## Saved entries
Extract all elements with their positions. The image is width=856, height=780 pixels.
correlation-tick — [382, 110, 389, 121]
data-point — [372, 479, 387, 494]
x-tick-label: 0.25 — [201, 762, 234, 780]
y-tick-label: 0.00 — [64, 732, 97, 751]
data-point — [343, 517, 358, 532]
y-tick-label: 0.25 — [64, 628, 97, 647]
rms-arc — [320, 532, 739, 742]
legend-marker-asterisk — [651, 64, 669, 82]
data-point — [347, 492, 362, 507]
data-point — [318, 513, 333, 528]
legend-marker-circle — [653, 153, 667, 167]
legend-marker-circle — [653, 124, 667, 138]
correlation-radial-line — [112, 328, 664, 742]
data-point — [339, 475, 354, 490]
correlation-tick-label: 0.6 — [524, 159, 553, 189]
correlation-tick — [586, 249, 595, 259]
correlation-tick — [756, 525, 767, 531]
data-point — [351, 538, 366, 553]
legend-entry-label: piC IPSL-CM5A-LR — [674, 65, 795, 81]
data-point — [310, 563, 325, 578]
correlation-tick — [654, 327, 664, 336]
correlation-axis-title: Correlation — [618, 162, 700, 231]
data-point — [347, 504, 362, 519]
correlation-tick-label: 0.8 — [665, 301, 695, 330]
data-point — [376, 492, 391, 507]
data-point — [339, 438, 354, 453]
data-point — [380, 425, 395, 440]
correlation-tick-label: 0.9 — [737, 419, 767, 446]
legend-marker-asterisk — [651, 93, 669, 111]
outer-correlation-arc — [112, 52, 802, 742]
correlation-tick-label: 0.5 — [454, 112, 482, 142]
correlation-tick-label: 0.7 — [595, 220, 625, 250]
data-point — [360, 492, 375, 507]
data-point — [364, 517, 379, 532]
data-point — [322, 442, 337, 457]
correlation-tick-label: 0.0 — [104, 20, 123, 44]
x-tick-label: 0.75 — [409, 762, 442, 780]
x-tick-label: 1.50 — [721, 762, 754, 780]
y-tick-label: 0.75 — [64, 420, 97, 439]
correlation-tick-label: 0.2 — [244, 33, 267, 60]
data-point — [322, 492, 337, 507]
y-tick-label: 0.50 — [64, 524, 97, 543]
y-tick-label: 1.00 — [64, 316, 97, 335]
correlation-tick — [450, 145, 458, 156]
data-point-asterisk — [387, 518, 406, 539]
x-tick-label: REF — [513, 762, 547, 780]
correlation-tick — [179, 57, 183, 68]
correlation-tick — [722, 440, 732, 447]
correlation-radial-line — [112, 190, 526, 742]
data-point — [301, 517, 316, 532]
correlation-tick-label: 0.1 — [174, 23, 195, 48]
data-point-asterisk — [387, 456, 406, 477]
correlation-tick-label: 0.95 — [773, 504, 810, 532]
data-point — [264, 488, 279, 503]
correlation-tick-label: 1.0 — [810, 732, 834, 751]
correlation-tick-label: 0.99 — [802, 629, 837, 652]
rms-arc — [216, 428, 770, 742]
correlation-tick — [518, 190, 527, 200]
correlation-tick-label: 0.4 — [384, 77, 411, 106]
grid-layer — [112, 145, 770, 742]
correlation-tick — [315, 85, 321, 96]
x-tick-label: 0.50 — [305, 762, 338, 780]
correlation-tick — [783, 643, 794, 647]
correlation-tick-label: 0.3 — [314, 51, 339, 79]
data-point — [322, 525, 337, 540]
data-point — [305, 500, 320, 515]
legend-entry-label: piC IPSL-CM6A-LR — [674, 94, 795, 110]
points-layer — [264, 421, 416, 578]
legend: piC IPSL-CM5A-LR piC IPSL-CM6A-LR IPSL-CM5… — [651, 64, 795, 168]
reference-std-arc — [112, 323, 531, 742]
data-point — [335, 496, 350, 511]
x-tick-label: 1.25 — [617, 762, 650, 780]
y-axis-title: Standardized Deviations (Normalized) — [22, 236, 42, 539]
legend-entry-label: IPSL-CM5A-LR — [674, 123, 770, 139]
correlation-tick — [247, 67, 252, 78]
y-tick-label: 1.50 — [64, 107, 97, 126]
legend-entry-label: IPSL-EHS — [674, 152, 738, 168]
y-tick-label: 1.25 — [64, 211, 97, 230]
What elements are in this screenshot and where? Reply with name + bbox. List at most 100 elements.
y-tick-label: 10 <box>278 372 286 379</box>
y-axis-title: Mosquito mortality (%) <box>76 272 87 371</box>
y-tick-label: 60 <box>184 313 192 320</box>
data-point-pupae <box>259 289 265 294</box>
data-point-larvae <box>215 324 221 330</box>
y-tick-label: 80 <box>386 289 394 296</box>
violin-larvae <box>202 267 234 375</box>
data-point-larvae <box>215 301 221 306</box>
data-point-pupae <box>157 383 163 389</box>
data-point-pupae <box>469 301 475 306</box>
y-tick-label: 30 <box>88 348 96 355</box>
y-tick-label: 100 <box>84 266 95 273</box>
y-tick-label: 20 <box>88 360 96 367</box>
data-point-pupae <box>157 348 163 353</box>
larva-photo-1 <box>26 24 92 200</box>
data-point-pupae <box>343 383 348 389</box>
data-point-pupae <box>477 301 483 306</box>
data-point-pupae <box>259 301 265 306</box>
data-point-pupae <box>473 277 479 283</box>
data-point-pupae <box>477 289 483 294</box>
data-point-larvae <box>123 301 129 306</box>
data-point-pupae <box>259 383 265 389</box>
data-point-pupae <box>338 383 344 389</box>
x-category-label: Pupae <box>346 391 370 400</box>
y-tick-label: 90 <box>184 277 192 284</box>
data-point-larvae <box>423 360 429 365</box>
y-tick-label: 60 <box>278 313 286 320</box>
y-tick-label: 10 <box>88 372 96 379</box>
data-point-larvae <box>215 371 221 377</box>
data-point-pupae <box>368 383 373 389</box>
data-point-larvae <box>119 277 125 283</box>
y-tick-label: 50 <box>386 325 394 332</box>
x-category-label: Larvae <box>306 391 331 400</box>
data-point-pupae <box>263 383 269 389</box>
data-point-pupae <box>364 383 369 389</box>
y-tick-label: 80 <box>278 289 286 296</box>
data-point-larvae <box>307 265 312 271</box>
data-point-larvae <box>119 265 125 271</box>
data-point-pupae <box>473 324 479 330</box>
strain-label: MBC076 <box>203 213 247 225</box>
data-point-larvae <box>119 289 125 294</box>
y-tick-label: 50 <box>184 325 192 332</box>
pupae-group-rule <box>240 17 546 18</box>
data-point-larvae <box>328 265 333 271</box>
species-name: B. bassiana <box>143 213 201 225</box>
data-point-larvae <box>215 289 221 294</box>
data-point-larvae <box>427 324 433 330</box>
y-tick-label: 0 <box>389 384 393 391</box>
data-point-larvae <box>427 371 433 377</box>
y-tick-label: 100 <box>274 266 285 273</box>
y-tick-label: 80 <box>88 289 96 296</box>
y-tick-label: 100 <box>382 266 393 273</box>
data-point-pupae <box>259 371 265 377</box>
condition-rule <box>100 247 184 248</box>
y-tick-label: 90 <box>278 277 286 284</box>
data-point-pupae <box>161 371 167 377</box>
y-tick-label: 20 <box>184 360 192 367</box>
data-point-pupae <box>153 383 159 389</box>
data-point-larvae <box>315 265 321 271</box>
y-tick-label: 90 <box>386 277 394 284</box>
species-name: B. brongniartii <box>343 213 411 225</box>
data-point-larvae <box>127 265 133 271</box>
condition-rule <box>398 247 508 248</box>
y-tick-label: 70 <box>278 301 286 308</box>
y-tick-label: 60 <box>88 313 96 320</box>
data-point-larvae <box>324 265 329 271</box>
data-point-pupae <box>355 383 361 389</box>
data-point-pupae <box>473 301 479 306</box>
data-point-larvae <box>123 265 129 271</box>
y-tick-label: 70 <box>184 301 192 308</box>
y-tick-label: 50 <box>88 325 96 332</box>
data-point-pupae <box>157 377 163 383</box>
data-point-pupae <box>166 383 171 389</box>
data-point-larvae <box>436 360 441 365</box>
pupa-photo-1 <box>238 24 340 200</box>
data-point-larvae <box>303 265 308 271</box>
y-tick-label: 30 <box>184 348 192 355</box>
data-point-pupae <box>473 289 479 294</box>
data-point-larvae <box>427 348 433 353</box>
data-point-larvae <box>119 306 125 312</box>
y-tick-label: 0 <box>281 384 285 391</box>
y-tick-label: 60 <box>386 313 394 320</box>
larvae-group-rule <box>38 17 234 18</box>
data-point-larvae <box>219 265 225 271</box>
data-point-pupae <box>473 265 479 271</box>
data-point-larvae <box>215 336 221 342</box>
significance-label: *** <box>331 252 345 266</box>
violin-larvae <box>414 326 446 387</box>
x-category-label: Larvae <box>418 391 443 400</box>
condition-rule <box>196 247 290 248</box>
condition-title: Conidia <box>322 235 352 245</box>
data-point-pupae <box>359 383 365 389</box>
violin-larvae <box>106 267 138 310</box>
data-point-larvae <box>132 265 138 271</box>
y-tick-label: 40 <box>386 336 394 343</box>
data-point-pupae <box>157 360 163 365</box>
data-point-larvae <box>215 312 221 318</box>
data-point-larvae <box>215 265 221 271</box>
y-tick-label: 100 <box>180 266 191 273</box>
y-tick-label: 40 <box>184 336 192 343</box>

## Short task
Retype the rows from the start of the records through the line that contains "data-point — [322, 442, 337, 457]", including both ends.

## Exercise solution
Extract all elements with their positions. The image is width=856, height=780 pixels.
correlation-tick — [382, 110, 389, 121]
data-point — [372, 479, 387, 494]
x-tick-label: 0.25 — [201, 762, 234, 780]
y-tick-label: 0.00 — [64, 732, 97, 751]
data-point — [343, 517, 358, 532]
y-tick-label: 0.25 — [64, 628, 97, 647]
rms-arc — [320, 532, 739, 742]
legend-marker-asterisk — [651, 64, 669, 82]
data-point — [347, 492, 362, 507]
data-point — [318, 513, 333, 528]
legend-marker-circle — [653, 153, 667, 167]
legend-marker-circle — [653, 124, 667, 138]
correlation-radial-line — [112, 328, 664, 742]
data-point — [339, 475, 354, 490]
correlation-tick-label: 0.6 — [524, 159, 553, 189]
correlation-tick — [586, 249, 595, 259]
correlation-tick — [756, 525, 767, 531]
data-point — [351, 538, 366, 553]
legend-entry-label: piC IPSL-CM5A-LR — [674, 65, 795, 81]
data-point — [310, 563, 325, 578]
correlation-tick — [654, 327, 664, 336]
correlation-axis-title: Correlation — [618, 162, 700, 231]
data-point — [347, 504, 362, 519]
correlation-tick-label: 0.8 — [665, 301, 695, 330]
data-point — [376, 492, 391, 507]
data-point — [339, 438, 354, 453]
data-point — [380, 425, 395, 440]
correlation-tick-label: 0.9 — [737, 419, 767, 446]
legend-marker-asterisk — [651, 93, 669, 111]
outer-correlation-arc — [112, 52, 802, 742]
correlation-tick-label: 0.5 — [454, 112, 482, 142]
correlation-tick-label: 0.7 — [595, 220, 625, 250]
data-point — [360, 492, 375, 507]
data-point — [364, 517, 379, 532]
data-point — [322, 442, 337, 457]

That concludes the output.